**WHAT IS BEING ASKED:**
Copy all the entries below exactly, but not the pictures.

═══ ENTRIES PROVIDED ═══

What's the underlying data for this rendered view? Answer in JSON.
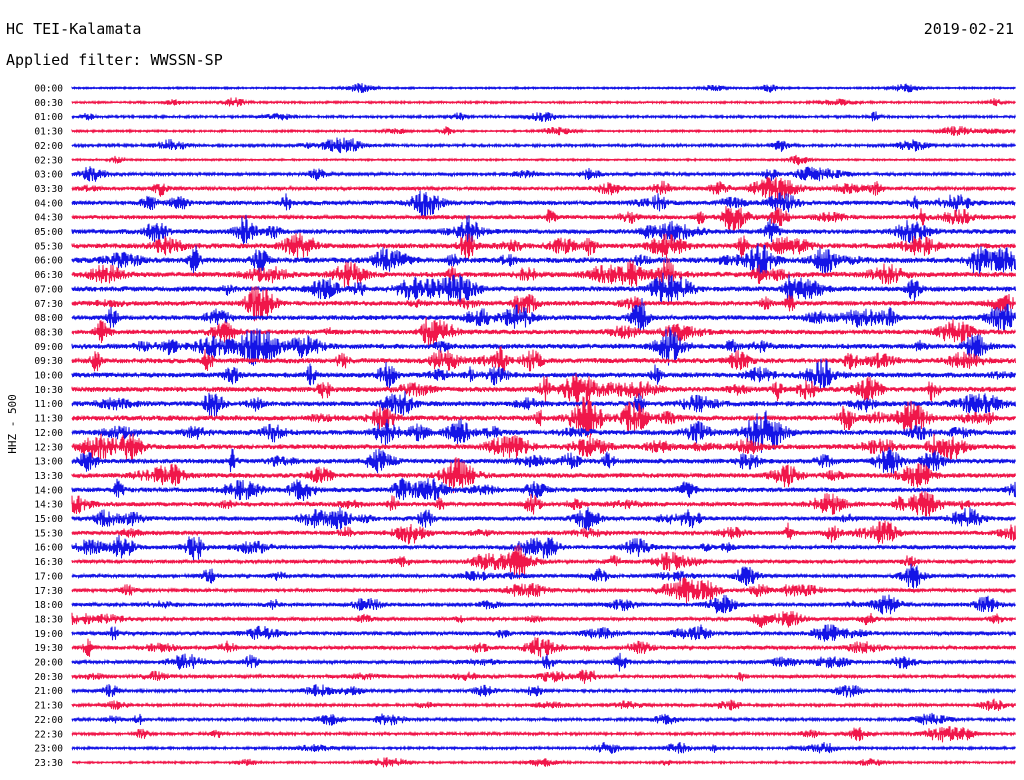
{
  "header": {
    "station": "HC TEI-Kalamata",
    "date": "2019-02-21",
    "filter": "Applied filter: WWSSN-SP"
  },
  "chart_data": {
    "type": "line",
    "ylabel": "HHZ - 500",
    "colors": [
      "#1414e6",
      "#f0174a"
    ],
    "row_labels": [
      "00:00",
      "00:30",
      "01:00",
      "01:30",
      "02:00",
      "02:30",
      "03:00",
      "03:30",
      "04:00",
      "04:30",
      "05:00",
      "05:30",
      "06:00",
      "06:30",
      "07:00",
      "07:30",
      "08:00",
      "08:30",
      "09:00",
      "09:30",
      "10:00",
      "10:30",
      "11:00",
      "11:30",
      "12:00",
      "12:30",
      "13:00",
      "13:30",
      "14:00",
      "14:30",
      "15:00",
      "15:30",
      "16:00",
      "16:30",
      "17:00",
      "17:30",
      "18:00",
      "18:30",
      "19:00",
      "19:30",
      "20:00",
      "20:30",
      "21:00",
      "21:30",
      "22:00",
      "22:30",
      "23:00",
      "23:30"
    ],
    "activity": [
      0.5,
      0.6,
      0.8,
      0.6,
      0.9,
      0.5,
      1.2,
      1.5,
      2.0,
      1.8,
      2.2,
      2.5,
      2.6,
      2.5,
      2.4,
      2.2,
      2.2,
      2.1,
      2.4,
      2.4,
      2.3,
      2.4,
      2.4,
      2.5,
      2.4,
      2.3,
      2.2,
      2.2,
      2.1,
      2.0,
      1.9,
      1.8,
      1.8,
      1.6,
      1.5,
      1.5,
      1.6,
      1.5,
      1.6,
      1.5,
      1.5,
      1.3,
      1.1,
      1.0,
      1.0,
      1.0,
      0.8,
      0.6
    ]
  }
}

═══

**THE COMPLETED TASK:**
What's the underlying data for this rendered view? Answer in JSON.
{
  "header": {
    "station": "HC TEI-Kalamata",
    "date": "2019-02-21",
    "filter": "Applied filter: WWSSN-SP"
  },
  "chart_data": {
    "type": "line",
    "ylabel": "HHZ - 500",
    "colors": [
      "#1414e6",
      "#f0174a"
    ],
    "row_labels": [
      "00:00",
      "00:30",
      "01:00",
      "01:30",
      "02:00",
      "02:30",
      "03:00",
      "03:30",
      "04:00",
      "04:30",
      "05:00",
      "05:30",
      "06:00",
      "06:30",
      "07:00",
      "07:30",
      "08:00",
      "08:30",
      "09:00",
      "09:30",
      "10:00",
      "10:30",
      "11:00",
      "11:30",
      "12:00",
      "12:30",
      "13:00",
      "13:30",
      "14:00",
      "14:30",
      "15:00",
      "15:30",
      "16:00",
      "16:30",
      "17:00",
      "17:30",
      "18:00",
      "18:30",
      "19:00",
      "19:30",
      "20:00",
      "20:30",
      "21:00",
      "21:30",
      "22:00",
      "22:30",
      "23:00",
      "23:30"
    ],
    "activity": [
      0.5,
      0.6,
      0.8,
      0.6,
      0.9,
      0.5,
      1.2,
      1.5,
      2.0,
      1.8,
      2.2,
      2.5,
      2.6,
      2.5,
      2.4,
      2.2,
      2.2,
      2.1,
      2.4,
      2.4,
      2.3,
      2.4,
      2.4,
      2.5,
      2.4,
      2.3,
      2.2,
      2.2,
      2.1,
      2.0,
      1.9,
      1.8,
      1.8,
      1.6,
      1.5,
      1.5,
      1.6,
      1.5,
      1.6,
      1.5,
      1.5,
      1.3,
      1.1,
      1.0,
      1.0,
      1.0,
      0.8,
      0.6
    ]
  }
}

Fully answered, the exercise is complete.